[OBJECTIVE]
Exclude the pictures; give every entry again exactly as written.

# DATA LISTING start

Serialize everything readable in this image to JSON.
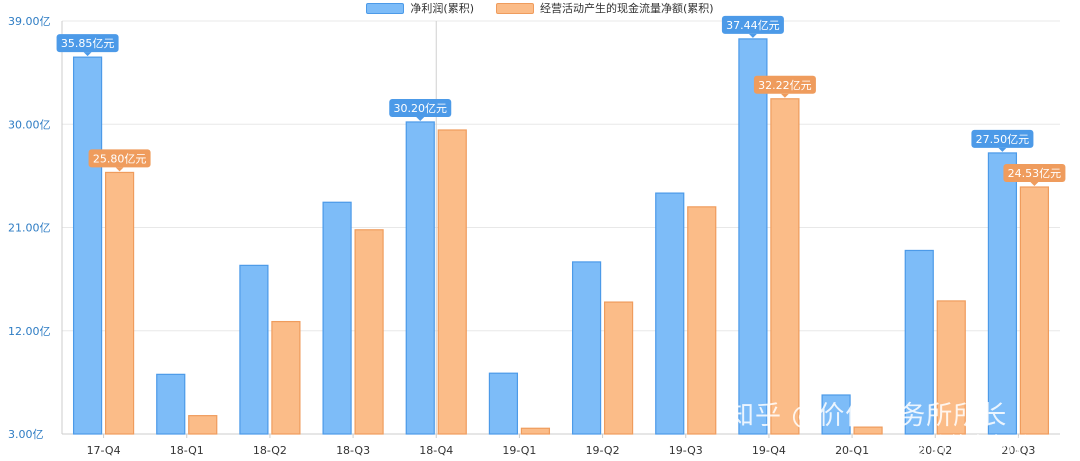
{
  "chart_data": {
    "type": "bar",
    "categories": [
      "17-Q4",
      "18-Q1",
      "18-Q2",
      "18-Q3",
      "18-Q4",
      "19-Q1",
      "19-Q2",
      "19-Q3",
      "19-Q4",
      "20-Q1",
      "20-Q2",
      "20-Q3"
    ],
    "series": [
      {
        "name": "净利润(累积)",
        "color": "#7dbcf8",
        "stroke": "#4c9ae8",
        "values": [
          35.85,
          8.2,
          17.7,
          23.2,
          30.2,
          8.3,
          18.0,
          24.0,
          37.44,
          6.4,
          19.0,
          27.5
        ]
      },
      {
        "name": "经营活动产生的现金流量净额(累积)",
        "color": "#fbbc88",
        "stroke": "#ef9c5d",
        "values": [
          25.8,
          4.6,
          12.8,
          20.8,
          29.5,
          3.5,
          14.5,
          22.8,
          32.22,
          3.6,
          14.6,
          24.53
        ]
      }
    ],
    "ylim": [
      3,
      39
    ],
    "yticks": [
      {
        "value": 3,
        "label": "3.00亿"
      },
      {
        "value": 12,
        "label": "12.00亿"
      },
      {
        "value": 21,
        "label": "21.00亿"
      },
      {
        "value": 30,
        "label": "30.00亿"
      },
      {
        "value": 39,
        "label": "39.00亿"
      }
    ],
    "data_labels": [
      {
        "series": 0,
        "index": 0,
        "text": "35.85亿元"
      },
      {
        "series": 1,
        "index": 0,
        "text": "25.80亿元"
      },
      {
        "series": 0,
        "index": 4,
        "text": "30.20亿元"
      },
      {
        "series": 0,
        "index": 8,
        "text": "37.44亿元"
      },
      {
        "series": 1,
        "index": 8,
        "text": "32.22亿元"
      },
      {
        "series": 0,
        "index": 11,
        "text": "27.50亿元"
      },
      {
        "series": 1,
        "index": 11,
        "text": "24.53亿元"
      }
    ],
    "legend_position": "top-center",
    "grid": true
  },
  "watermarks": {
    "main": "知乎 @价值事务所所长",
    "sub": "@价值事务所"
  },
  "colors": {
    "axis_text": "#2f7dc4",
    "grid": "#e8e8e8",
    "cursor_line": "#d0d0d0"
  }
}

# DATA LISTING end

[WRITTEN SOLUTION]
Serialize everything readable in this image to JSON.
{
  "chart_data": {
    "type": "bar",
    "categories": [
      "17-Q4",
      "18-Q1",
      "18-Q2",
      "18-Q3",
      "18-Q4",
      "19-Q1",
      "19-Q2",
      "19-Q3",
      "19-Q4",
      "20-Q1",
      "20-Q2",
      "20-Q3"
    ],
    "series": [
      {
        "name": "净利润(累积)",
        "color": "#7dbcf8",
        "stroke": "#4c9ae8",
        "values": [
          35.85,
          8.2,
          17.7,
          23.2,
          30.2,
          8.3,
          18.0,
          24.0,
          37.44,
          6.4,
          19.0,
          27.5
        ]
      },
      {
        "name": "经营活动产生的现金流量净额(累积)",
        "color": "#fbbc88",
        "stroke": "#ef9c5d",
        "values": [
          25.8,
          4.6,
          12.8,
          20.8,
          29.5,
          3.5,
          14.5,
          22.8,
          32.22,
          3.6,
          14.6,
          24.53
        ]
      }
    ],
    "ylim": [
      3,
      39
    ],
    "yticks": [
      {
        "value": 3,
        "label": "3.00亿"
      },
      {
        "value": 12,
        "label": "12.00亿"
      },
      {
        "value": 21,
        "label": "21.00亿"
      },
      {
        "value": 30,
        "label": "30.00亿"
      },
      {
        "value": 39,
        "label": "39.00亿"
      }
    ],
    "data_labels": [
      {
        "series": 0,
        "index": 0,
        "text": "35.85亿元"
      },
      {
        "series": 1,
        "index": 0,
        "text": "25.80亿元"
      },
      {
        "series": 0,
        "index": 4,
        "text": "30.20亿元"
      },
      {
        "series": 0,
        "index": 8,
        "text": "37.44亿元"
      },
      {
        "series": 1,
        "index": 8,
        "text": "32.22亿元"
      },
      {
        "series": 0,
        "index": 11,
        "text": "27.50亿元"
      },
      {
        "series": 1,
        "index": 11,
        "text": "24.53亿元"
      }
    ],
    "legend_position": "top-center",
    "grid": true
  },
  "watermarks": {
    "main": "知乎 @价值事务所所长",
    "sub": "@价值事务所"
  },
  "colors": {
    "axis_text": "#2f7dc4",
    "grid": "#e8e8e8",
    "cursor_line": "#d0d0d0"
  }
}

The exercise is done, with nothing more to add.